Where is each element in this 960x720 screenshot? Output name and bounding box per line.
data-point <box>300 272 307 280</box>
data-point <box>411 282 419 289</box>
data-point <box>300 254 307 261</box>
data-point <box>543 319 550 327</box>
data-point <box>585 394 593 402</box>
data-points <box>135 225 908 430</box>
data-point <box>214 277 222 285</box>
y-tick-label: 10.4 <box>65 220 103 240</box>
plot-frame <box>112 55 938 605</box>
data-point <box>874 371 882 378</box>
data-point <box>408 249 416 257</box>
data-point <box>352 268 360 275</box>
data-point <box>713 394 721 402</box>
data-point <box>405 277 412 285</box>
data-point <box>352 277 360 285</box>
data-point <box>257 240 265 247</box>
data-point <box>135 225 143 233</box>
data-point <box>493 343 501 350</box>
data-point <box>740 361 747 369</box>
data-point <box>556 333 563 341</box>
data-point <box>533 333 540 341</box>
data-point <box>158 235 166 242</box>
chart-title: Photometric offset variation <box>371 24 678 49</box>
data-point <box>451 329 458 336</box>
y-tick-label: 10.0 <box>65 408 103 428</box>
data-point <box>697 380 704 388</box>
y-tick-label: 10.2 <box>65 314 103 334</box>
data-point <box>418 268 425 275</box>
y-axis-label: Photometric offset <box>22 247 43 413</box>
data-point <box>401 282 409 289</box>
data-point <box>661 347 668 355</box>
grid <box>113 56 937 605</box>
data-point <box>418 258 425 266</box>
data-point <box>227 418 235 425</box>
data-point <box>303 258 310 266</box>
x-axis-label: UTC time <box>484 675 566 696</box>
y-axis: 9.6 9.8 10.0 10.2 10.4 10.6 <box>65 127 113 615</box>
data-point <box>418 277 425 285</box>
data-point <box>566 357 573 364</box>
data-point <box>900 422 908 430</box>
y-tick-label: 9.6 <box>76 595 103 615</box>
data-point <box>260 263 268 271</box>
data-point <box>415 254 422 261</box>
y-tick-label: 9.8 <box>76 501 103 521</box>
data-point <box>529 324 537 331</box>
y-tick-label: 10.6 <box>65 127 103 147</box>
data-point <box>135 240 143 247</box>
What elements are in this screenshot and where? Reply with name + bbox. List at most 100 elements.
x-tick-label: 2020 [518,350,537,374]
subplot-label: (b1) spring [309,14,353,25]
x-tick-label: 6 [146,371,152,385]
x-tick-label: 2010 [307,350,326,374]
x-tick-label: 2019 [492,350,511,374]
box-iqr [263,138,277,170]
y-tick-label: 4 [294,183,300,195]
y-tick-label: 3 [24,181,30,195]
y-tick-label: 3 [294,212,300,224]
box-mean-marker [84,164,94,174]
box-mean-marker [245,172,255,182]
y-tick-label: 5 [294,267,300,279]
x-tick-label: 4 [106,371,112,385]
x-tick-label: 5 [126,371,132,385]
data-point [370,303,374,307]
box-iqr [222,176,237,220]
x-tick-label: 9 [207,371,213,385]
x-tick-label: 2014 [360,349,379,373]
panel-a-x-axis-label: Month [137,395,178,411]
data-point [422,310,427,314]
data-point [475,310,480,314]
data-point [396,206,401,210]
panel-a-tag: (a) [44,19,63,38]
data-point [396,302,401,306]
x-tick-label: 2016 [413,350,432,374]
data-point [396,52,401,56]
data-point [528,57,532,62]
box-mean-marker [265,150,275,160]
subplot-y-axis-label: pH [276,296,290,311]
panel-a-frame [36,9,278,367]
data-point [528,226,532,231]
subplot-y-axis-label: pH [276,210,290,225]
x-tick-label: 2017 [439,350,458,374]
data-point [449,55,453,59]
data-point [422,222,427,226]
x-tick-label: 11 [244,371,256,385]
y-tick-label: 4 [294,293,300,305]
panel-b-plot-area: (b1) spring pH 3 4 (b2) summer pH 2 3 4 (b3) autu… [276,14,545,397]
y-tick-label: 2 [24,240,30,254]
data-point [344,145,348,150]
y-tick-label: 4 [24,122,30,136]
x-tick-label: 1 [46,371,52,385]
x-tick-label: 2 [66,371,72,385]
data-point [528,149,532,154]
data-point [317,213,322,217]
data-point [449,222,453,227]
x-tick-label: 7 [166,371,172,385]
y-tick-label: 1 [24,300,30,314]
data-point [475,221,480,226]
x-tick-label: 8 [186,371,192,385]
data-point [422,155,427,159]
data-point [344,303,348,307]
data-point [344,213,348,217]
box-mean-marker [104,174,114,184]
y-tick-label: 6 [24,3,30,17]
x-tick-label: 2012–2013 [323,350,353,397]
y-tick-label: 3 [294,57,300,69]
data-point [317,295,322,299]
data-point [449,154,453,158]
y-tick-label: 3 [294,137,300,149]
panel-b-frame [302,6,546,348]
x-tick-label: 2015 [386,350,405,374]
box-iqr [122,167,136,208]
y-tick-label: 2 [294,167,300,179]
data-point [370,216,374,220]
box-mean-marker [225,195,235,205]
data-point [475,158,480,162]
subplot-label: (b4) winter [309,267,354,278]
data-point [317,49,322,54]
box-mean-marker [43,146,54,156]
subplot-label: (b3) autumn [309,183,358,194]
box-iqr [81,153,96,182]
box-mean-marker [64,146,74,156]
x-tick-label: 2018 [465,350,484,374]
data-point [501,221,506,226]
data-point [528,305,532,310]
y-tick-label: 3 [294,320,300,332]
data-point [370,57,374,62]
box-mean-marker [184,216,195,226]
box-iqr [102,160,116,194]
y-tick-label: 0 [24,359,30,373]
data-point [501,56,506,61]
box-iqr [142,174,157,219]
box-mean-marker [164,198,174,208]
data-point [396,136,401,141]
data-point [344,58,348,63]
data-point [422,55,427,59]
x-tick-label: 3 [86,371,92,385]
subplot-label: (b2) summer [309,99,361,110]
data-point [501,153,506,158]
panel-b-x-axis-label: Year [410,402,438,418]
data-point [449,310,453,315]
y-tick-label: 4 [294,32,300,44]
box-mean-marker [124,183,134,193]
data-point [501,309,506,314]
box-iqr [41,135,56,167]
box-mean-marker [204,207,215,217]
----
Copy out the lines of the records above, starting with the first line and ending with the line that contains "y-tick-label: 10.4 <box>65 220 103 240</box>", including both of those lines.

Where is each element in this 960x720 screenshot? Output name and bounding box per line.
data-point <box>300 272 307 280</box>
data-point <box>411 282 419 289</box>
data-point <box>300 254 307 261</box>
data-point <box>543 319 550 327</box>
data-point <box>585 394 593 402</box>
data-points <box>135 225 908 430</box>
data-point <box>214 277 222 285</box>
y-tick-label: 10.4 <box>65 220 103 240</box>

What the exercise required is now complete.